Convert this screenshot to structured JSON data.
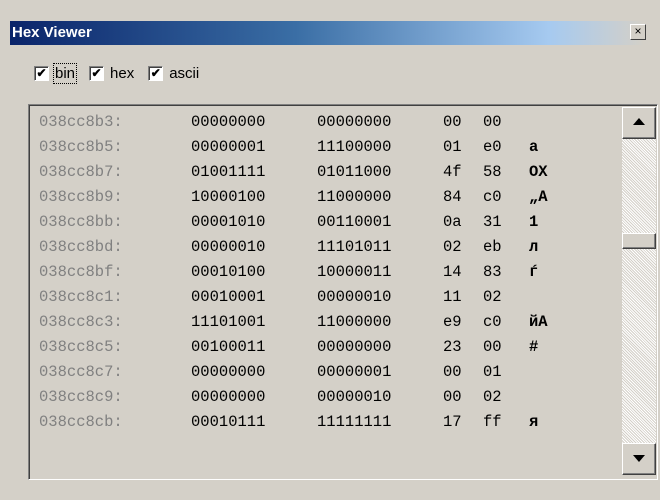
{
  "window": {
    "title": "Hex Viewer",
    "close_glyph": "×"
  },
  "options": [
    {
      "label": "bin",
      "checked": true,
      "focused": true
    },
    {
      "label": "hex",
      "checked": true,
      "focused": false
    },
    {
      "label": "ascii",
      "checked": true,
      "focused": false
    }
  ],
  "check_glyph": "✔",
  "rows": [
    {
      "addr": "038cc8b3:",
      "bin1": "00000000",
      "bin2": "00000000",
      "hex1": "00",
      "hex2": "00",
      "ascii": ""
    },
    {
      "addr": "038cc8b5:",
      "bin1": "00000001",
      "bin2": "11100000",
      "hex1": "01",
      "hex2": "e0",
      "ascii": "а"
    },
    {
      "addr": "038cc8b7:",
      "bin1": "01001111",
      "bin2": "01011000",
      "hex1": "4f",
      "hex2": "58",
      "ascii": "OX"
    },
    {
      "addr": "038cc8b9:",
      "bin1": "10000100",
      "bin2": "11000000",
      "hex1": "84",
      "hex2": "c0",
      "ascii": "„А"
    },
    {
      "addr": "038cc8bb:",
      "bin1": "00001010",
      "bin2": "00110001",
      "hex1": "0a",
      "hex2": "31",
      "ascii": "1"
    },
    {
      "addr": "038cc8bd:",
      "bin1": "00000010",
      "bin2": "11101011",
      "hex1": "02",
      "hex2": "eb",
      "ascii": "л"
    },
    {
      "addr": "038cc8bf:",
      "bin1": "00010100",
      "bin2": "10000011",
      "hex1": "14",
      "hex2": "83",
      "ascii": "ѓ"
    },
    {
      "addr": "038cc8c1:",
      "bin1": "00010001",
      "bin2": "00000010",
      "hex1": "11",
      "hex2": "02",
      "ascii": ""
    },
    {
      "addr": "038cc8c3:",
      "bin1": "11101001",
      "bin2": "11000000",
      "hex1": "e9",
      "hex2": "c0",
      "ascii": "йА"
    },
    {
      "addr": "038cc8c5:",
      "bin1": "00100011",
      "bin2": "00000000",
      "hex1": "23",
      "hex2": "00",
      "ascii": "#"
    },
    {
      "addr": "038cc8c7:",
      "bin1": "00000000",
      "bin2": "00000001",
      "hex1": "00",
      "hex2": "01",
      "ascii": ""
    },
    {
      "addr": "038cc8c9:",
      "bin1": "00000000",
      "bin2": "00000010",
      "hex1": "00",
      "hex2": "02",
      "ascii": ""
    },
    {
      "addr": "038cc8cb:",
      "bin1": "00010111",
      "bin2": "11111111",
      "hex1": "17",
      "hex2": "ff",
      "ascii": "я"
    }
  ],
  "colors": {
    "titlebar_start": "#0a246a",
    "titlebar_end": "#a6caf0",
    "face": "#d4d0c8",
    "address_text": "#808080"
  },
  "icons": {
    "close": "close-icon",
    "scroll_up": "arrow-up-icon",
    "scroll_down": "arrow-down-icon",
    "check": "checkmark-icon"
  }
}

### Exercise aim
Within the listing above, copy each line that has the string "arrow".

### Exercise response
    "scroll_up": "arrow-up-icon",
    "scroll_down": "arrow-down-icon",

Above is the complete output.